__Problem description__. Below are entries. Pull out all lines containing "水电租赁".

——

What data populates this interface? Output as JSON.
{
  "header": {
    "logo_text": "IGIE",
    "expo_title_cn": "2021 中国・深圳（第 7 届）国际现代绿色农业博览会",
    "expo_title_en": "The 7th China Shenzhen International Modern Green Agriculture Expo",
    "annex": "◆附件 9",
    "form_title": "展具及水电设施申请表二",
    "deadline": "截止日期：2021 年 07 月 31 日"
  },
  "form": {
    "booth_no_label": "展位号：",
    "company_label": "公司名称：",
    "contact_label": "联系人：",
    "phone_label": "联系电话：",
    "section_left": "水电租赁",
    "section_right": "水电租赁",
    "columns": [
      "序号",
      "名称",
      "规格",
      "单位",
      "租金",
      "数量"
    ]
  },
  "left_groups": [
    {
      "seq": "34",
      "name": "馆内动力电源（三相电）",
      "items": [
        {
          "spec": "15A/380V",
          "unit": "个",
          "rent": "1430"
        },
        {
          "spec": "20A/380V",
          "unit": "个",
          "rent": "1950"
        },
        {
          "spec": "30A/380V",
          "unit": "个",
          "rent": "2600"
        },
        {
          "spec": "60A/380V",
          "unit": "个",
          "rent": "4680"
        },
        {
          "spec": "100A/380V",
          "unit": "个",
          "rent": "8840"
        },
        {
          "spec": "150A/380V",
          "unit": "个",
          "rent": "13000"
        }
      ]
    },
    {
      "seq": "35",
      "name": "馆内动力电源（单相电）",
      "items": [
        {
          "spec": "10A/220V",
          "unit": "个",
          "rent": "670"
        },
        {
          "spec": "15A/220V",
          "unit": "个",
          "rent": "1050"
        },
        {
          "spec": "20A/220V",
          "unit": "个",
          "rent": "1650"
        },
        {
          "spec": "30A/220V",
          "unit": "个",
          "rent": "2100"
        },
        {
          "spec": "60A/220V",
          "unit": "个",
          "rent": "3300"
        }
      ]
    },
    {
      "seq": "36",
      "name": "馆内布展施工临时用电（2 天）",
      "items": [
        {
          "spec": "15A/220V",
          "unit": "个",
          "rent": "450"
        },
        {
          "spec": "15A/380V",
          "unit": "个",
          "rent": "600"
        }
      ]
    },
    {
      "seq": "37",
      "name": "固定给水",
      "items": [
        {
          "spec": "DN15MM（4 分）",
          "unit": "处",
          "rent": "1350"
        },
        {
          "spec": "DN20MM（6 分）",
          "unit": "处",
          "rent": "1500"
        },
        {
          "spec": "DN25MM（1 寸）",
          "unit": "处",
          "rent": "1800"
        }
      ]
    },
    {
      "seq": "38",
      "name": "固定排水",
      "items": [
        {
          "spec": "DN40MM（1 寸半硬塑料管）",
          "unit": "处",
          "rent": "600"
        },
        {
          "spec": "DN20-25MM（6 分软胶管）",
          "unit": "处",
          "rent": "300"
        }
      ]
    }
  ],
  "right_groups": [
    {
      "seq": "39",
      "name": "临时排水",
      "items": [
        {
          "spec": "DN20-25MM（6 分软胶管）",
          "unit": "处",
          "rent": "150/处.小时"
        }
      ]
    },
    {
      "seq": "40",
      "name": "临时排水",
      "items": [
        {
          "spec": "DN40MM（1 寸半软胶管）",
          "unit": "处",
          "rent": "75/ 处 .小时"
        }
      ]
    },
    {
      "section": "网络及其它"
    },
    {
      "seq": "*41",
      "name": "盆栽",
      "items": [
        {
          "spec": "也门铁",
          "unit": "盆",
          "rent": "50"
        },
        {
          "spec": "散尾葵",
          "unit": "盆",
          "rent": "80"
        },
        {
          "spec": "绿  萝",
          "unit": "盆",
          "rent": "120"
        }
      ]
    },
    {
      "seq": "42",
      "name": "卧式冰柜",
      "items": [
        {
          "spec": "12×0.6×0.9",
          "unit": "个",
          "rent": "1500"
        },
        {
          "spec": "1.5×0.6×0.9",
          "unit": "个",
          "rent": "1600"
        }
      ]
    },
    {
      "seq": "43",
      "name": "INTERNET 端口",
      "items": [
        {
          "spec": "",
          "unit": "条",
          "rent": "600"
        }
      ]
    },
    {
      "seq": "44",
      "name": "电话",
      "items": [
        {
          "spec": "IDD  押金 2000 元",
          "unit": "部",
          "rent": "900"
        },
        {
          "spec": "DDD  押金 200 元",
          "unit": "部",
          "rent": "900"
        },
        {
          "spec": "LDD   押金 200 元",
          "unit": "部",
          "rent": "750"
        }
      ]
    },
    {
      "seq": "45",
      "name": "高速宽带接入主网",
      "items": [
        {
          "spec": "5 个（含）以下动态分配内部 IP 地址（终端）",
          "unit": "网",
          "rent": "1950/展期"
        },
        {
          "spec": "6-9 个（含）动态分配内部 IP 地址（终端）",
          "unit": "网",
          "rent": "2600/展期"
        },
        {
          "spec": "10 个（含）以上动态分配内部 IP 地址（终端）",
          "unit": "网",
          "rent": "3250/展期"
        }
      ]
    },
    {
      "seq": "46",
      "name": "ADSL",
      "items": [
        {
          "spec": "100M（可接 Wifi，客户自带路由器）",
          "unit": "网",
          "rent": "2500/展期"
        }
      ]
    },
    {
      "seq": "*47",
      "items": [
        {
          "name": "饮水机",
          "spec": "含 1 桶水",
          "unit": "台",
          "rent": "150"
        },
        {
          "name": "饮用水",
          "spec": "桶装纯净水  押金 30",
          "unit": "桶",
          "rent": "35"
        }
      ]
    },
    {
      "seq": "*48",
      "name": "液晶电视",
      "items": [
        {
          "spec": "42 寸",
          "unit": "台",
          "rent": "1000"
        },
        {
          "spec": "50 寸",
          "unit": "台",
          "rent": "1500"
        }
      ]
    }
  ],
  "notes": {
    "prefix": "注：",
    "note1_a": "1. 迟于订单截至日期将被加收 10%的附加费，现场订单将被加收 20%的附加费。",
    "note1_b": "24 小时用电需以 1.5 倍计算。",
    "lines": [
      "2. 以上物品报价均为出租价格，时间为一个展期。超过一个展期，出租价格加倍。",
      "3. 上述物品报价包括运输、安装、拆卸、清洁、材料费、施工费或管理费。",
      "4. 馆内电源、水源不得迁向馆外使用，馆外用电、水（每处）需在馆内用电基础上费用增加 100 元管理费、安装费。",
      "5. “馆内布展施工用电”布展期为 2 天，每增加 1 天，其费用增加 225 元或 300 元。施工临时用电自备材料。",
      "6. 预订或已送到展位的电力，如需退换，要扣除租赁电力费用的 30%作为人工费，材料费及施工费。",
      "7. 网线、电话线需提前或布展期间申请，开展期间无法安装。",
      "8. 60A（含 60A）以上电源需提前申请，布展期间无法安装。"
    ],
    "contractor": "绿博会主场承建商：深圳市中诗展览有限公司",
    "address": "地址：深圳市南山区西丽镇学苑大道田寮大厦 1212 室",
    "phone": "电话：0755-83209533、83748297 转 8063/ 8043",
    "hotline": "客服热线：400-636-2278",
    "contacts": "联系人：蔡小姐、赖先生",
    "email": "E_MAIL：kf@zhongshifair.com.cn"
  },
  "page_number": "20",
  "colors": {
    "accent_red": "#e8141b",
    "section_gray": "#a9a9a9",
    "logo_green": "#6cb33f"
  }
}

——

__Full output__.
    "section_left": "水电租赁",
    "section_right": "水电租赁",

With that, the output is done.